Dataset rows about figures ->
• • •

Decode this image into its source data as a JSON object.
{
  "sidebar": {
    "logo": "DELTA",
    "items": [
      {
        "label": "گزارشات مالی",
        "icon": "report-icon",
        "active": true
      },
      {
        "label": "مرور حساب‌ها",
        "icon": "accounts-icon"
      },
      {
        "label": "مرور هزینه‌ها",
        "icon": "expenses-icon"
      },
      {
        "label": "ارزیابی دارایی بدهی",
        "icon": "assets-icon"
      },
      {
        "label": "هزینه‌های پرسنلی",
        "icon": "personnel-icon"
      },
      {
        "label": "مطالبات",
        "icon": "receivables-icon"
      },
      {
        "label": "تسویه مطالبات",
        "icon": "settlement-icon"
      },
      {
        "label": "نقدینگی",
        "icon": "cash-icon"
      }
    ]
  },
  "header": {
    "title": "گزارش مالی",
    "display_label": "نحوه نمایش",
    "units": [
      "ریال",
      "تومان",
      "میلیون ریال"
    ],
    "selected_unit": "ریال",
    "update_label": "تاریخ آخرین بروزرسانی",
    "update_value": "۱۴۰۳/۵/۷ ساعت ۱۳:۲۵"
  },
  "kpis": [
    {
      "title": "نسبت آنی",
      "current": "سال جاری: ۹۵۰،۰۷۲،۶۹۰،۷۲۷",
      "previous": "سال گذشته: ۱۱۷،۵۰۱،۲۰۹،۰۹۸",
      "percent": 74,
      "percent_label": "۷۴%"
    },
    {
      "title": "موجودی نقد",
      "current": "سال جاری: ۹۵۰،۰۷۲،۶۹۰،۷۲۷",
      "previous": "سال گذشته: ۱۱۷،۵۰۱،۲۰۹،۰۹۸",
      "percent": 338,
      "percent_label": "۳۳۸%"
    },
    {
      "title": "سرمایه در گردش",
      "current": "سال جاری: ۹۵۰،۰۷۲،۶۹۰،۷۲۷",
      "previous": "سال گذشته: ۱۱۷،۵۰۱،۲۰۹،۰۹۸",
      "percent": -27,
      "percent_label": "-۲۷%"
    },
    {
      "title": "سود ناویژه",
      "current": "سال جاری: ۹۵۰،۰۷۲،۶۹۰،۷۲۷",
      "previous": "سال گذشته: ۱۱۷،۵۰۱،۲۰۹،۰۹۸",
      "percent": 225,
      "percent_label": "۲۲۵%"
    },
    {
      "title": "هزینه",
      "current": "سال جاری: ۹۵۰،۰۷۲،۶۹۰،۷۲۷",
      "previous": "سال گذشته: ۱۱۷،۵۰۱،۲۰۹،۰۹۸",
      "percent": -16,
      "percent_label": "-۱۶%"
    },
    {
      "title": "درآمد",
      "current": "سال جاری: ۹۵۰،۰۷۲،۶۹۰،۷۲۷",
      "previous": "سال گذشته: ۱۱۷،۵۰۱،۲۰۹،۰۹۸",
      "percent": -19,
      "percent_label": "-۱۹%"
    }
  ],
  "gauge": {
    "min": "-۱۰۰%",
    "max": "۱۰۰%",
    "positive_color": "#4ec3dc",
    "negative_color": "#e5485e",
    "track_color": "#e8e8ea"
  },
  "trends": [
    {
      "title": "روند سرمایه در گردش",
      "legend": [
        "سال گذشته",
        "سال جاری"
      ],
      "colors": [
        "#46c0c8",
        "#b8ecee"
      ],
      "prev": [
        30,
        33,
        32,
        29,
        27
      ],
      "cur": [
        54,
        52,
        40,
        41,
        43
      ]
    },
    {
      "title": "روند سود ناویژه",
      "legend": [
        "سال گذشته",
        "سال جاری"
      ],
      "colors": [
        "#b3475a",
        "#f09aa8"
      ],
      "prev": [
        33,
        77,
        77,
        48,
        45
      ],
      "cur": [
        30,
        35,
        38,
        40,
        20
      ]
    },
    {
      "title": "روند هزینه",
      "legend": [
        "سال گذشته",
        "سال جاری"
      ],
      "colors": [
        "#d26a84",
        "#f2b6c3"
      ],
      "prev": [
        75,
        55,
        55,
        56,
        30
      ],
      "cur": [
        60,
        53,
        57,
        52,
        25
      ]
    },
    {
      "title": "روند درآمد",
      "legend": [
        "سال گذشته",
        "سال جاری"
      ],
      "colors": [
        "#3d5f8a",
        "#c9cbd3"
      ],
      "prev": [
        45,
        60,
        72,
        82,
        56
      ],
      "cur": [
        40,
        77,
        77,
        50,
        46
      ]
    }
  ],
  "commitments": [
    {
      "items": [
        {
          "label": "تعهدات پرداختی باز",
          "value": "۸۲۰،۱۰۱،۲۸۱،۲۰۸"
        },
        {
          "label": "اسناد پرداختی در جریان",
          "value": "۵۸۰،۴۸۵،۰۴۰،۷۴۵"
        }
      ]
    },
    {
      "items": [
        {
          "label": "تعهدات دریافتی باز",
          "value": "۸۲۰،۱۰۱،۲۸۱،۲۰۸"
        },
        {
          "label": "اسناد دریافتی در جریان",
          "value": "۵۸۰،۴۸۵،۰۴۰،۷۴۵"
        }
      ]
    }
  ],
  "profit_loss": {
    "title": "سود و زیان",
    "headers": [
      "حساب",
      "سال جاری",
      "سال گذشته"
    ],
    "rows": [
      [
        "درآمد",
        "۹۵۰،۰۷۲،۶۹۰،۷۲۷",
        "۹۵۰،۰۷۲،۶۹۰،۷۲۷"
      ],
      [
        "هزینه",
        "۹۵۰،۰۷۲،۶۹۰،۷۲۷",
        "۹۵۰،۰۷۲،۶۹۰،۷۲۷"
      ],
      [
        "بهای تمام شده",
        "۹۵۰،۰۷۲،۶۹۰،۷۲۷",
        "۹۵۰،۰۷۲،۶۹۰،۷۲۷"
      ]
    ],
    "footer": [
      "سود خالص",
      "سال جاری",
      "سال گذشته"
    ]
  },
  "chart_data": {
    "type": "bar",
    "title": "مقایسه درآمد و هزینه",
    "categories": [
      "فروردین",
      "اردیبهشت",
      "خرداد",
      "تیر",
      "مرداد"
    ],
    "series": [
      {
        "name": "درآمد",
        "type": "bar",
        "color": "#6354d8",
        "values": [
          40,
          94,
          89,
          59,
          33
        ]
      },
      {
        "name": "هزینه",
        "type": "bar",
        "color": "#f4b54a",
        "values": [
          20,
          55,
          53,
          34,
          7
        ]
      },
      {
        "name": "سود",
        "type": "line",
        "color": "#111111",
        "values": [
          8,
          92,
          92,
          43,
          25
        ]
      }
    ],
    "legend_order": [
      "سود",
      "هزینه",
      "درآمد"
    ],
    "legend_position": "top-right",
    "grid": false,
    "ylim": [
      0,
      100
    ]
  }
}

• • •

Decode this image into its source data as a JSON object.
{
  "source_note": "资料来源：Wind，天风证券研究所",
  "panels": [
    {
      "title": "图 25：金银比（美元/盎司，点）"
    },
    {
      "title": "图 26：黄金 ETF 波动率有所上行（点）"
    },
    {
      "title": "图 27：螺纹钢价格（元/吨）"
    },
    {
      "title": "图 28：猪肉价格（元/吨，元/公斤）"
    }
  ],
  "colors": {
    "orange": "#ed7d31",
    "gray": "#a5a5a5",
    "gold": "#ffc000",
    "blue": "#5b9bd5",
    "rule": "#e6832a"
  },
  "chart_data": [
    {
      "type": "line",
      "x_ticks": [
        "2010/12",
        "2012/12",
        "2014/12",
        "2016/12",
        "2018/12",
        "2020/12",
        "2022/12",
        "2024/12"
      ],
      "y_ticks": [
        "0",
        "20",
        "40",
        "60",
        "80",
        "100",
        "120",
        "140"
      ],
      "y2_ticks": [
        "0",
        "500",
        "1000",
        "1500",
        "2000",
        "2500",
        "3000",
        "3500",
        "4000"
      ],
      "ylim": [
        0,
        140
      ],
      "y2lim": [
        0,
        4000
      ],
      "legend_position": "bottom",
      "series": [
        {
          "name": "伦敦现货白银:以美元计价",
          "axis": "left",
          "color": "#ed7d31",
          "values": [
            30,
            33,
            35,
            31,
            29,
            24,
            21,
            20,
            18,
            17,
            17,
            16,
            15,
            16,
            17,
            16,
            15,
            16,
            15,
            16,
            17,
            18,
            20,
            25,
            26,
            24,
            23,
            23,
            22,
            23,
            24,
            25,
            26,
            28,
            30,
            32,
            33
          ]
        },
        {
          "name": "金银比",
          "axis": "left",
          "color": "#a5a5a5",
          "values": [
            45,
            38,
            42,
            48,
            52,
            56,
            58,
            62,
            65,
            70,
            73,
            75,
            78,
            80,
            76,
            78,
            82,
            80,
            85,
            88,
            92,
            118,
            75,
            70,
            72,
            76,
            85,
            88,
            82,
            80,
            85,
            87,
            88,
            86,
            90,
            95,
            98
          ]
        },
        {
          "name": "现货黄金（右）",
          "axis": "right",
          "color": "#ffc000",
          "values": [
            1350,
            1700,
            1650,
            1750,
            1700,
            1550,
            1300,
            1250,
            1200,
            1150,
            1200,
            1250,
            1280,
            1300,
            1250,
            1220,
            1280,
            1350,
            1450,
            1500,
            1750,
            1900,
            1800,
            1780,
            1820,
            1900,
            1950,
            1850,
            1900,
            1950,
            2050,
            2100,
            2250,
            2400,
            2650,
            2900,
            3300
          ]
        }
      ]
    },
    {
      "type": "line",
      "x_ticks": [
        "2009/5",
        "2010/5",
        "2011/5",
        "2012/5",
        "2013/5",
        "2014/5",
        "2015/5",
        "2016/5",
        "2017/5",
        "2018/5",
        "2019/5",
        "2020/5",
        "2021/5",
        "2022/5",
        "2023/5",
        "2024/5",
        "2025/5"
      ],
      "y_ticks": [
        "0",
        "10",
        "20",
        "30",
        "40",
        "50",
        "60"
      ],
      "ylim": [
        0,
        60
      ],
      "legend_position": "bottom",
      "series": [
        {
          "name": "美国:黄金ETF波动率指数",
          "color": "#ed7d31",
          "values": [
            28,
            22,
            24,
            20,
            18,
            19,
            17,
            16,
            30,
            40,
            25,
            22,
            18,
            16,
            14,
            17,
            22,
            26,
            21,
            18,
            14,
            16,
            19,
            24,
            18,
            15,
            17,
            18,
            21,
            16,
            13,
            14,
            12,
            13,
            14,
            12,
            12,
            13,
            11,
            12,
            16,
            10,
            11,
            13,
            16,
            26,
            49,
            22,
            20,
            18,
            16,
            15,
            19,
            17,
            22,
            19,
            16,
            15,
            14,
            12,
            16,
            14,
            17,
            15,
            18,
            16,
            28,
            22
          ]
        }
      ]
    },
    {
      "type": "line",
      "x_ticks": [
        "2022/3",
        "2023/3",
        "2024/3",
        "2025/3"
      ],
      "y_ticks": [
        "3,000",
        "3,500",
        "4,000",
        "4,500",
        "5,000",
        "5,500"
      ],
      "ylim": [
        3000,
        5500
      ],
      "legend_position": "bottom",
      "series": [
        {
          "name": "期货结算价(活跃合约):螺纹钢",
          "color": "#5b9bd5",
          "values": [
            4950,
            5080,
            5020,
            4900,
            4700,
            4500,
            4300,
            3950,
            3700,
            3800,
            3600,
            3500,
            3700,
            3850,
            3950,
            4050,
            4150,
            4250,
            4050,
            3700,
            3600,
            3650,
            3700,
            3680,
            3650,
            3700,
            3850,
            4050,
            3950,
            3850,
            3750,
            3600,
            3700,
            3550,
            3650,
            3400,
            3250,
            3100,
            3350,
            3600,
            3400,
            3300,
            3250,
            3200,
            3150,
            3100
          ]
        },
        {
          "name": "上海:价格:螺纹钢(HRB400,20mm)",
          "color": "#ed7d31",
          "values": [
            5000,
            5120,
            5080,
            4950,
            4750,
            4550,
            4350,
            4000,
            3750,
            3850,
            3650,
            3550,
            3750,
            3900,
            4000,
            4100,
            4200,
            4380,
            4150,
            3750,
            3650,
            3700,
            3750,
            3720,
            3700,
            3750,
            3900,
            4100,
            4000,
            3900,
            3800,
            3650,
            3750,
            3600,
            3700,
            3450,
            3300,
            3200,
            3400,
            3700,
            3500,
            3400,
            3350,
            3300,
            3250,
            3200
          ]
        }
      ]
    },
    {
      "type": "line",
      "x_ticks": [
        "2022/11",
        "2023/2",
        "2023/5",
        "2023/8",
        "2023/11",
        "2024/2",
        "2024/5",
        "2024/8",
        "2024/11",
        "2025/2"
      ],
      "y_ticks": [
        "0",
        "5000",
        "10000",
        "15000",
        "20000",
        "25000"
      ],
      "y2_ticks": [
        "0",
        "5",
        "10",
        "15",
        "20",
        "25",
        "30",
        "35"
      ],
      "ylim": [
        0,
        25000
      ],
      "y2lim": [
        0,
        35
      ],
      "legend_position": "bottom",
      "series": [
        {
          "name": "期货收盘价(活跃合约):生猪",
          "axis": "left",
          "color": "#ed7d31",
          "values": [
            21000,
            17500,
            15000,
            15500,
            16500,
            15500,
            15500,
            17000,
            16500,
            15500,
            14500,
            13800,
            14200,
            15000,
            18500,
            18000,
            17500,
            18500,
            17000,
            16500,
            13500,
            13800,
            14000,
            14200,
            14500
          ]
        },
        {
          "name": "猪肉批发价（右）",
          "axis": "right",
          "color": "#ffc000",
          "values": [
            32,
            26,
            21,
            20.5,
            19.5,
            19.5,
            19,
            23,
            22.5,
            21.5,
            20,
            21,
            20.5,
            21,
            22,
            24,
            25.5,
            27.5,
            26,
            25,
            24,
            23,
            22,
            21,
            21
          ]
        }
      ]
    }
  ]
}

• • •

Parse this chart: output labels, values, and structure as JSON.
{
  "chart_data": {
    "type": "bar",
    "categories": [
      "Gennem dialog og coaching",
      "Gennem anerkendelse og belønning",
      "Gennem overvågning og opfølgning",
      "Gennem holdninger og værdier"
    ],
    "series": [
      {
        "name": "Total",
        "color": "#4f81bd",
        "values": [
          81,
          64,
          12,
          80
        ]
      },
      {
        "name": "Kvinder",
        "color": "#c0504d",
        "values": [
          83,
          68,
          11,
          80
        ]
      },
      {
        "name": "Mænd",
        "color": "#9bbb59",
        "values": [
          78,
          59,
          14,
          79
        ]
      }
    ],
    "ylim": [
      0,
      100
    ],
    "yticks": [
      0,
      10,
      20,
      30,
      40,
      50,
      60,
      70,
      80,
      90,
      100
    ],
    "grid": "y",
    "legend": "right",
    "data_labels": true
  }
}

• • •

Sift the material for lines with the string "دریافتی". Copy each one found.

Finished answer ->
          "label": "تعهدات دریافتی باز",
          "label": "اسناد دریافتی در جریان",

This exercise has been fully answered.